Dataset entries
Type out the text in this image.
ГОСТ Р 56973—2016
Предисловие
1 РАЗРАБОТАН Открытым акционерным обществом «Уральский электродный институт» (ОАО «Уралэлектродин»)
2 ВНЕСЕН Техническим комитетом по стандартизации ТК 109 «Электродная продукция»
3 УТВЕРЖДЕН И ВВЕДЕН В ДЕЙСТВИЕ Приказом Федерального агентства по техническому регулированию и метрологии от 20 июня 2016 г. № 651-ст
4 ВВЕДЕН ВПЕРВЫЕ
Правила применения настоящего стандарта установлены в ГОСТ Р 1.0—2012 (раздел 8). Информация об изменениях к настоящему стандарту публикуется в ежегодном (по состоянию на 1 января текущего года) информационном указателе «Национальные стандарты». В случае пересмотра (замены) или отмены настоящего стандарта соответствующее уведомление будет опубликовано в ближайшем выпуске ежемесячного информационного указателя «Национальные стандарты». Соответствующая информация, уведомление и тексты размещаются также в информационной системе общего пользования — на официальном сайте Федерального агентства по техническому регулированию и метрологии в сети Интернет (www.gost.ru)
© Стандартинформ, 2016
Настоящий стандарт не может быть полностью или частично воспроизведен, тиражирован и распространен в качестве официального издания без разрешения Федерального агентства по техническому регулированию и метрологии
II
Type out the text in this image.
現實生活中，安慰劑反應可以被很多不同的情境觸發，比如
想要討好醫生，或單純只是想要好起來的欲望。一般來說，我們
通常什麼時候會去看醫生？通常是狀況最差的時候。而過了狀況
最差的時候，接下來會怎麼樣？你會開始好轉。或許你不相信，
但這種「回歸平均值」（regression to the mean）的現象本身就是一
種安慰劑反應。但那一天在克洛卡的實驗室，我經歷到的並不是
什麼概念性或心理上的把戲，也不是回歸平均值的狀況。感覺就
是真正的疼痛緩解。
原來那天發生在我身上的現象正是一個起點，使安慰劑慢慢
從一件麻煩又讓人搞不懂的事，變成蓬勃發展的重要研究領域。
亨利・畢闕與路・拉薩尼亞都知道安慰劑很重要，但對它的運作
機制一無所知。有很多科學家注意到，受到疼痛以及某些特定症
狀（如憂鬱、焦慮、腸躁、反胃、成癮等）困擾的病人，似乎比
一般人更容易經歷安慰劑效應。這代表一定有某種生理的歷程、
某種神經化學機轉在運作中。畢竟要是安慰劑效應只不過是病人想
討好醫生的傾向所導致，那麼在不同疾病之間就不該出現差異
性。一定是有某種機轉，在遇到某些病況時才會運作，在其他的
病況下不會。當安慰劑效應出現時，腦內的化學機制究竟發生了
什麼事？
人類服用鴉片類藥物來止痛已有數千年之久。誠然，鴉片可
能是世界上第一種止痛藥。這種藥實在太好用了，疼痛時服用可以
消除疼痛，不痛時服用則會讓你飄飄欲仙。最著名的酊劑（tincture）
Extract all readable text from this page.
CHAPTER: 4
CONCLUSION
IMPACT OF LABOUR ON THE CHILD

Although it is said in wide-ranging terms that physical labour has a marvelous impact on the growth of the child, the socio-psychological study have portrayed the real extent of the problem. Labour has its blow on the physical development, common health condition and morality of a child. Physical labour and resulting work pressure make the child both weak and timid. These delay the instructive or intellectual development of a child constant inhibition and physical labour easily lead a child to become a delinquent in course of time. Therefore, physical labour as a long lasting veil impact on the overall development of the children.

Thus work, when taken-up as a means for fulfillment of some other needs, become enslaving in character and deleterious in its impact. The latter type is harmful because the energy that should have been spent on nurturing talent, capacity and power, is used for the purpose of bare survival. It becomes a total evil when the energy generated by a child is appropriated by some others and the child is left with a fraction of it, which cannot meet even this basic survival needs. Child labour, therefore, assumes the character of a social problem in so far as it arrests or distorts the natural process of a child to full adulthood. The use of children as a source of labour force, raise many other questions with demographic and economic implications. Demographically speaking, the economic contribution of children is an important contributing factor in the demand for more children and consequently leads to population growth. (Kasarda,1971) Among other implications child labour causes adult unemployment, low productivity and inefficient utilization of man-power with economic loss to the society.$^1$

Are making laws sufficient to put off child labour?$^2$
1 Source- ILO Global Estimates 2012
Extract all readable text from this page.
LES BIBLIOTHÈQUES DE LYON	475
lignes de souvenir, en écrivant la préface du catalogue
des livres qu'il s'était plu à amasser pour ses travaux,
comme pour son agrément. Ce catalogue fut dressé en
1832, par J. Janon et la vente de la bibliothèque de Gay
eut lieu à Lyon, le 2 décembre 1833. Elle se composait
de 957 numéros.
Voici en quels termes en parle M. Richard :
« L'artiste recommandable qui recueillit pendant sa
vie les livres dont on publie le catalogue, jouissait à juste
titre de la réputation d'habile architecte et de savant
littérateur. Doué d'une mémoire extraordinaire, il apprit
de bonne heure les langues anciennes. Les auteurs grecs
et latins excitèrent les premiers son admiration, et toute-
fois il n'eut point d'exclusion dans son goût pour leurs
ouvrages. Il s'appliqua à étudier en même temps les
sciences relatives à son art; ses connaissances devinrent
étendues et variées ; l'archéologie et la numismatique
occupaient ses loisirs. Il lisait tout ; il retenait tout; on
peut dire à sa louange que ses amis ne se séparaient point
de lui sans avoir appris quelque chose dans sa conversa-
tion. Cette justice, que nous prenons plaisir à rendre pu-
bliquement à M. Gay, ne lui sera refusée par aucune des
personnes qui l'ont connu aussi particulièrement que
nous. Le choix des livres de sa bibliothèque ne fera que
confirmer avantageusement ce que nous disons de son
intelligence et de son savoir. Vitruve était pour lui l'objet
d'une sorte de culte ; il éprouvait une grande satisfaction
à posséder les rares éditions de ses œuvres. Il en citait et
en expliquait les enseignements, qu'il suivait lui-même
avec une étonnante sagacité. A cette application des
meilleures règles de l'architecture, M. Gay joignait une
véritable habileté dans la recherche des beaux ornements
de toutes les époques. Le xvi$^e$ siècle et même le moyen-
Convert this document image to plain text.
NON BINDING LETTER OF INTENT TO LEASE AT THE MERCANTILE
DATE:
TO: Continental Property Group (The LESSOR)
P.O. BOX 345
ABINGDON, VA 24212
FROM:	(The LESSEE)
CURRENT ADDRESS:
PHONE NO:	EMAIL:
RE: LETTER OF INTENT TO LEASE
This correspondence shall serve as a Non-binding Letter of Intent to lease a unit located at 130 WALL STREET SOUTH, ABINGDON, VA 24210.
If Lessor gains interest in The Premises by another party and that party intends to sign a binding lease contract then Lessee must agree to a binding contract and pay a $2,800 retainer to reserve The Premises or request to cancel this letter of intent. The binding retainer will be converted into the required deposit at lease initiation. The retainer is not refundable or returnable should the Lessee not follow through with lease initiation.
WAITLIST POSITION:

## The request
Look above for the line containing "Convert this document image to plain text."; copy from it through the last line, exactly, and nothing more.

## Task response
Convert this document image to plain text.
NON BINDING LETTER OF INTENT TO LEASE AT THE MERCANTILE
DATE:
TO: Continental Property Group (The LESSOR)
P.O. BOX 345
ABINGDON, VA 24212
FROM:	(The LESSEE)
CURRENT ADDRESS:
PHONE NO:	EMAIL:
RE: LETTER OF INTENT TO LEASE
This correspondence shall serve as a Non-binding Letter of Intent to lease a unit located at 130 WALL STREET SOUTH, ABINGDON, VA 24210.
If Lessor gains interest in The Premises by another party and that party intends to sign a binding lease contract then Lessee must agree to a binding contract and pay a $2,800 retainer to reserve The Premises or request to cancel this letter of intent. The binding retainer will be converted into the required deposit at lease initiation. The retainer is not refundable or returnable should the Lessee not follow through with lease initiation.
WAITLIST POSITION:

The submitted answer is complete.